Problem details → Omit the pictures and output every entry below exactly as written.
• • • • • • •
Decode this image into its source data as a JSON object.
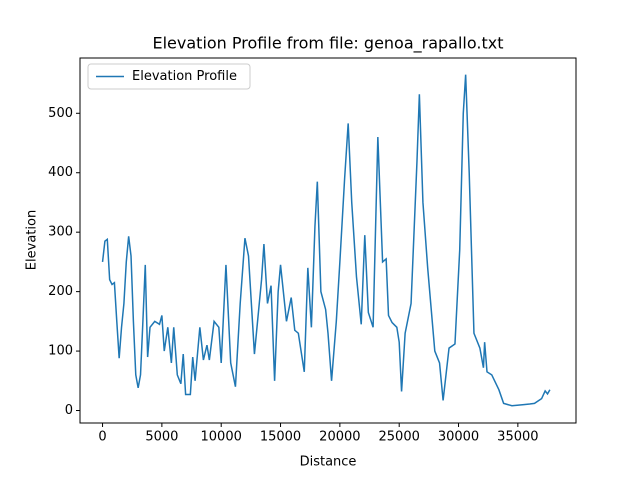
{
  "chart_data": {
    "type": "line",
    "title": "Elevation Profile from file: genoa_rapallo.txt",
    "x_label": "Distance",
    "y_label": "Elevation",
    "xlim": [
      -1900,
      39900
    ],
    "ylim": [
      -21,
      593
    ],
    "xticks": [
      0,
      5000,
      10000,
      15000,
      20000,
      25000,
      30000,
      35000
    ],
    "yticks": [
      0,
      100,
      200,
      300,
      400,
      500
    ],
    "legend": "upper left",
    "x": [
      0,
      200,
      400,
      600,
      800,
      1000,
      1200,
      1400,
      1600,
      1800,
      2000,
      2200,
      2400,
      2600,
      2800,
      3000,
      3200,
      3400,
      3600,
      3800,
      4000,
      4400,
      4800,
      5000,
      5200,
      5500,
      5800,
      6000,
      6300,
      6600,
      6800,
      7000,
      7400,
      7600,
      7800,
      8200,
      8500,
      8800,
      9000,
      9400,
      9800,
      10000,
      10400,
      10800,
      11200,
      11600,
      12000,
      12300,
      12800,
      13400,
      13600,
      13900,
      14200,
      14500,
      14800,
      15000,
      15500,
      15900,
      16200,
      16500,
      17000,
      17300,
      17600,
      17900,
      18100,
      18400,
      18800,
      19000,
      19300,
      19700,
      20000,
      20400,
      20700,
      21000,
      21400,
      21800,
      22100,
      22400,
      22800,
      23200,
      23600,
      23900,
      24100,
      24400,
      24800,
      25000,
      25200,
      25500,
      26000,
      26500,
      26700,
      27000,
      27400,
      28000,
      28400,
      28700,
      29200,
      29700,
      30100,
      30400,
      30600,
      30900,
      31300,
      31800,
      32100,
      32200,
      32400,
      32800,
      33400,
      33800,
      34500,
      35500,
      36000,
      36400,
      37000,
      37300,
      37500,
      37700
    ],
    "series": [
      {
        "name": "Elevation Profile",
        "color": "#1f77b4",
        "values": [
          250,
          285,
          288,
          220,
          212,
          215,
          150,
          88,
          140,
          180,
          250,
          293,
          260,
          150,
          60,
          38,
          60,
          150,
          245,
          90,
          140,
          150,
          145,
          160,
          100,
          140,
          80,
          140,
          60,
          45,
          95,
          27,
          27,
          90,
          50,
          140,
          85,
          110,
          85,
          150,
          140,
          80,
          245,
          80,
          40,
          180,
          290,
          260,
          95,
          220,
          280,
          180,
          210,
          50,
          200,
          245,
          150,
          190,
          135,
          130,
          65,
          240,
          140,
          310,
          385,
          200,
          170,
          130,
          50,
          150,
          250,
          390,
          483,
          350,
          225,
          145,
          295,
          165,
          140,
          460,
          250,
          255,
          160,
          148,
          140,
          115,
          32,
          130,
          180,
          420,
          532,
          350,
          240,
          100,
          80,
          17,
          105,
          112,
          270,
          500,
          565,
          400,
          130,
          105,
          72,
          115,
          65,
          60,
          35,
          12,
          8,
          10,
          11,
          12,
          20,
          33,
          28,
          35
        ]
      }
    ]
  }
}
• • • • • • •
Solution to this exercise →
Decode this image into its source data as a JSON object.
{
  "chart_data": {
    "type": "line",
    "title": "Elevation Profile from file: genoa_rapallo.txt",
    "x_label": "Distance",
    "y_label": "Elevation",
    "xlim": [
      -1900,
      39900
    ],
    "ylim": [
      -21,
      593
    ],
    "xticks": [
      0,
      5000,
      10000,
      15000,
      20000,
      25000,
      30000,
      35000
    ],
    "yticks": [
      0,
      100,
      200,
      300,
      400,
      500
    ],
    "legend": "upper left",
    "x": [
      0,
      200,
      400,
      600,
      800,
      1000,
      1200,
      1400,
      1600,
      1800,
      2000,
      2200,
      2400,
      2600,
      2800,
      3000,
      3200,
      3400,
      3600,
      3800,
      4000,
      4400,
      4800,
      5000,
      5200,
      5500,
      5800,
      6000,
      6300,
      6600,
      6800,
      7000,
      7400,
      7600,
      7800,
      8200,
      8500,
      8800,
      9000,
      9400,
      9800,
      10000,
      10400,
      10800,
      11200,
      11600,
      12000,
      12300,
      12800,
      13400,
      13600,
      13900,
      14200,
      14500,
      14800,
      15000,
      15500,
      15900,
      16200,
      16500,
      17000,
      17300,
      17600,
      17900,
      18100,
      18400,
      18800,
      19000,
      19300,
      19700,
      20000,
      20400,
      20700,
      21000,
      21400,
      21800,
      22100,
      22400,
      22800,
      23200,
      23600,
      23900,
      24100,
      24400,
      24800,
      25000,
      25200,
      25500,
      26000,
      26500,
      26700,
      27000,
      27400,
      28000,
      28400,
      28700,
      29200,
      29700,
      30100,
      30400,
      30600,
      30900,
      31300,
      31800,
      32100,
      32200,
      32400,
      32800,
      33400,
      33800,
      34500,
      35500,
      36000,
      36400,
      37000,
      37300,
      37500,
      37700
    ],
    "series": [
      {
        "name": "Elevation Profile",
        "color": "#1f77b4",
        "values": [
          250,
          285,
          288,
          220,
          212,
          215,
          150,
          88,
          140,
          180,
          250,
          293,
          260,
          150,
          60,
          38,
          60,
          150,
          245,
          90,
          140,
          150,
          145,
          160,
          100,
          140,
          80,
          140,
          60,
          45,
          95,
          27,
          27,
          90,
          50,
          140,
          85,
          110,
          85,
          150,
          140,
          80,
          245,
          80,
          40,
          180,
          290,
          260,
          95,
          220,
          280,
          180,
          210,
          50,
          200,
          245,
          150,
          190,
          135,
          130,
          65,
          240,
          140,
          310,
          385,
          200,
          170,
          130,
          50,
          150,
          250,
          390,
          483,
          350,
          225,
          145,
          295,
          165,
          140,
          460,
          250,
          255,
          160,
          148,
          140,
          115,
          32,
          130,
          180,
          420,
          532,
          350,
          240,
          100,
          80,
          17,
          105,
          112,
          270,
          500,
          565,
          400,
          130,
          105,
          72,
          115,
          65,
          60,
          35,
          12,
          8,
          10,
          11,
          12,
          20,
          33,
          28,
          35
        ]
      }
    ]
  }
}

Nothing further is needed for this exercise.